• _WHAT NEEDS TO BE DONE_
Write out all of the lines below, exactly and completely.

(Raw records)
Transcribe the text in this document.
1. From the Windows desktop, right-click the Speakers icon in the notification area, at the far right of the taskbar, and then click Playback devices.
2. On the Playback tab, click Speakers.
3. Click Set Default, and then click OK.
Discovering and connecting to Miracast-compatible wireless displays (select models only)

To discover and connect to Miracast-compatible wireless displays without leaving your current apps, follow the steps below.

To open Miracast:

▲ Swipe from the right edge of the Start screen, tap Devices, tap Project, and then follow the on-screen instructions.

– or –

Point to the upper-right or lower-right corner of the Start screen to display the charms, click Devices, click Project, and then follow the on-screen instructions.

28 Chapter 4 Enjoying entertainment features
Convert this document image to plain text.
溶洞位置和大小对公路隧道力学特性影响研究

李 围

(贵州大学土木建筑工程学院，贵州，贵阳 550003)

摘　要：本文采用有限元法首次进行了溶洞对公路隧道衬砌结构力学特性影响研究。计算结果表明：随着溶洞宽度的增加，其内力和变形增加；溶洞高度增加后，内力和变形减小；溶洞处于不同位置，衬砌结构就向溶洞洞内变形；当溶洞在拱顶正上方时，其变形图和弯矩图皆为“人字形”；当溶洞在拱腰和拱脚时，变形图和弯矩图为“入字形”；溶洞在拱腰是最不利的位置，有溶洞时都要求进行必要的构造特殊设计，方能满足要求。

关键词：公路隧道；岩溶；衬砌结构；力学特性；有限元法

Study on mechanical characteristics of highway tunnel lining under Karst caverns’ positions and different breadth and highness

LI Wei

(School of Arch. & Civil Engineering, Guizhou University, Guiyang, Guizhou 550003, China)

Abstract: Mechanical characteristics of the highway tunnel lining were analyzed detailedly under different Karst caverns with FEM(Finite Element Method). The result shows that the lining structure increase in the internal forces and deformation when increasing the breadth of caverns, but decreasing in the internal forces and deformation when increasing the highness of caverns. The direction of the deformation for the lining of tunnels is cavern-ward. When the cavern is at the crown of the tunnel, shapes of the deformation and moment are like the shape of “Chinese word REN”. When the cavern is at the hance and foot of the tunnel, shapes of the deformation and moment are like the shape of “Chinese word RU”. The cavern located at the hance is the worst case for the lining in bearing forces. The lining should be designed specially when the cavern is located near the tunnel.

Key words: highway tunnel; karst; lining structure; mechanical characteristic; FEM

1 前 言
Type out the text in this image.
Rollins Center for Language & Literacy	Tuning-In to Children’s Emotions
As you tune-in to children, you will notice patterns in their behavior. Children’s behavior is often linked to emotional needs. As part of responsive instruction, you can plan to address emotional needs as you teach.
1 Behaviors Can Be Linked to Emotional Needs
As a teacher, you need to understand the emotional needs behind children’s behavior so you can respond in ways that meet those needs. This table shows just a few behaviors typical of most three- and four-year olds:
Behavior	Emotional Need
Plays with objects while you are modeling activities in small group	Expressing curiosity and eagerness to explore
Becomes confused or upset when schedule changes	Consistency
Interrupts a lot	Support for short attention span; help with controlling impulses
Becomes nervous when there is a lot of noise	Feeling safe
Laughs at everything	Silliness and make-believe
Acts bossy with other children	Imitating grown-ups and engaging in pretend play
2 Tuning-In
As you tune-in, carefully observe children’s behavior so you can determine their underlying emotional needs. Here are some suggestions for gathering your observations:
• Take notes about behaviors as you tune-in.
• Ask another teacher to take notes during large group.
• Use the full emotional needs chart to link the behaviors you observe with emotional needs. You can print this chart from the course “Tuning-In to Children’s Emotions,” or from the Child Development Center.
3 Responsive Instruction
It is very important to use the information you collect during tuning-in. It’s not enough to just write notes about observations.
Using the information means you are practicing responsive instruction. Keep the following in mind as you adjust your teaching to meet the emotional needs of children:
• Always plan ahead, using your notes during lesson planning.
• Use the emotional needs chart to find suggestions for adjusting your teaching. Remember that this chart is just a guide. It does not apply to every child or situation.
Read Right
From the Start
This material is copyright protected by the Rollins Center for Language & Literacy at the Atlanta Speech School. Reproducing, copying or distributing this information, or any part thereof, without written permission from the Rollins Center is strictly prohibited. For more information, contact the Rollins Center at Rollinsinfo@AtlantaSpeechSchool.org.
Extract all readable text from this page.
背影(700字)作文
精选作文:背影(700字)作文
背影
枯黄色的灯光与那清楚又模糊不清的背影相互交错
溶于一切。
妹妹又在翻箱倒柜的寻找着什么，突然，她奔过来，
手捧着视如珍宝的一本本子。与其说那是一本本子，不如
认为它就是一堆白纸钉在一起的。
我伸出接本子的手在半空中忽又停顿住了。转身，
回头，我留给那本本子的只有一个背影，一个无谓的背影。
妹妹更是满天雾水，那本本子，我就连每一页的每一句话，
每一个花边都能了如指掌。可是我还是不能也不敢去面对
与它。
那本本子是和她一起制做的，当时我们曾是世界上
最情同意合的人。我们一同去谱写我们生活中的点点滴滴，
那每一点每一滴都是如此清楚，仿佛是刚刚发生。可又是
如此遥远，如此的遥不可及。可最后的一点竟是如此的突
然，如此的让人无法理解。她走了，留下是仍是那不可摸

• _WRITTEN REPLY_
Transcribe the text in this document.
1. From the Windows desktop, right-click the Speakers icon in the notification area, at the far right of the taskbar, and then click Playback devices.
2. On the Playback tab, click Speakers.
3. Click Set Default, and then click OK.
Discovering and connecting to Miracast-compatible wireless displays (select models only)

To discover and connect to Miracast-compatible wireless displays without leaving your current apps, follow the steps below.

To open Miracast:

▲ Swipe from the right edge of the Start screen, tap Devices, tap Project, and then follow the on-screen instructions.

– or –

Point to the upper-right or lower-right corner of the Start screen to display the charms, click Devices, click Project, and then follow the on-screen instructions.

28 Chapter 4 Enjoying entertainment features
Convert this document image to plain text.
溶洞位置和大小对公路隧道力学特性影响研究

李 围

(贵州大学土木建筑工程学院，贵州，贵阳 550003)

摘　要：本文采用有限元法首次进行了溶洞对公路隧道衬砌结构力学特性影响研究。计算结果表明：随着溶洞宽度的增加，其内力和变形增加；溶洞高度增加后，内力和变形减小；溶洞处于不同位置，衬砌结构就向溶洞洞内变形；当溶洞在拱顶正上方时，其变形图和弯矩图皆为“人字形”；当溶洞在拱腰和拱脚时，变形图和弯矩图为“入字形”；溶洞在拱腰是最不利的位置，有溶洞时都要求进行必要的构造特殊设计，方能满足要求。

关键词：公路隧道；岩溶；衬砌结构；力学特性；有限元法

Study on mechanical characteristics of highway tunnel lining under Karst caverns’ positions and different breadth and highness

LI Wei

(School of Arch. & Civil Engineering, Guizhou University, Guiyang, Guizhou 550003, China)

Abstract: Mechanical characteristics of the highway tunnel lining were analyzed detailedly under different Karst caverns with FEM(Finite Element Method). The result shows that the lining structure increase in the internal forces and deformation when increasing the breadth of caverns, but decreasing in the internal forces and deformation when increasing the highness of caverns. The direction of the deformation for the lining of tunnels is cavern-ward. When the cavern is at the crown of the tunnel, shapes of the deformation and moment are like the shape of “Chinese word REN”. When the cavern is at the hance and foot of the tunnel, shapes of the deformation and moment are like the shape of “Chinese word RU”. The cavern located at the hance is the worst case for the lining in bearing forces. The lining should be designed specially when the cavern is located near the tunnel.

Key words: highway tunnel; karst; lining structure; mechanical characteristic; FEM

1 前 言
Type out the text in this image.
Rollins Center for Language & Literacy	Tuning-In to Children’s Emotions
As you tune-in to children, you will notice patterns in their behavior. Children’s behavior is often linked to emotional needs. As part of responsive instruction, you can plan to address emotional needs as you teach.
1 Behaviors Can Be Linked to Emotional Needs
As a teacher, you need to understand the emotional needs behind children’s behavior so you can respond in ways that meet those needs. This table shows just a few behaviors typical of most three- and four-year olds:
Behavior	Emotional Need
Plays with objects while you are modeling activities in small group	Expressing curiosity and eagerness to explore
Becomes confused or upset when schedule changes	Consistency
Interrupts a lot	Support for short attention span; help with controlling impulses
Becomes nervous when there is a lot of noise	Feeling safe
Laughs at everything	Silliness and make-believe
Acts bossy with other children	Imitating grown-ups and engaging in pretend play
2 Tuning-In
As you tune-in, carefully observe children’s behavior so you can determine their underlying emotional needs. Here are some suggestions for gathering your observations:
• Take notes about behaviors as you tune-in.
• Ask another teacher to take notes during large group.
• Use the full emotional needs chart to link the behaviors you observe with emotional needs. You can print this chart from the course “Tuning-In to Children’s Emotions,” or from the Child Development Center.
3 Responsive Instruction
It is very important to use the information you collect during tuning-in. It’s not enough to just write notes about observations.
Using the information means you are practicing responsive instruction. Keep the following in mind as you adjust your teaching to meet the emotional needs of children:
• Always plan ahead, using your notes during lesson planning.
• Use the emotional needs chart to find suggestions for adjusting your teaching. Remember that this chart is just a guide. It does not apply to every child or situation.
Read Right
From the Start
This material is copyright protected by the Rollins Center for Language & Literacy at the Atlanta Speech School. Reproducing, copying or distributing this information, or any part thereof, without written permission from the Rollins Center is strictly prohibited. For more information, contact the Rollins Center at Rollinsinfo@AtlantaSpeechSchool.org.
Extract all readable text from this page.
背影(700字)作文
精选作文:背影(700字)作文
背影
枯黄色的灯光与那清楚又模糊不清的背影相互交错
溶于一切。
妹妹又在翻箱倒柜的寻找着什么，突然，她奔过来，
手捧着视如珍宝的一本本子。与其说那是一本本子，不如
认为它就是一堆白纸钉在一起的。
我伸出接本子的手在半空中忽又停顿住了。转身，
回头，我留给那本本子的只有一个背影，一个无谓的背影。
妹妹更是满天雾水，那本本子，我就连每一页的每一句话，
每一个花边都能了如指掌。可是我还是不能也不敢去面对
与它。
那本本子是和她一起制做的，当时我们曾是世界上
最情同意合的人。我们一同去谱写我们生活中的点点滴滴，
那每一点每一滴都是如此清楚，仿佛是刚刚发生。可又是
如此遥远，如此的遥不可及。可最后的一点竟是如此的突
然，如此的让人无法理解。她走了，留下是仍是那不可摸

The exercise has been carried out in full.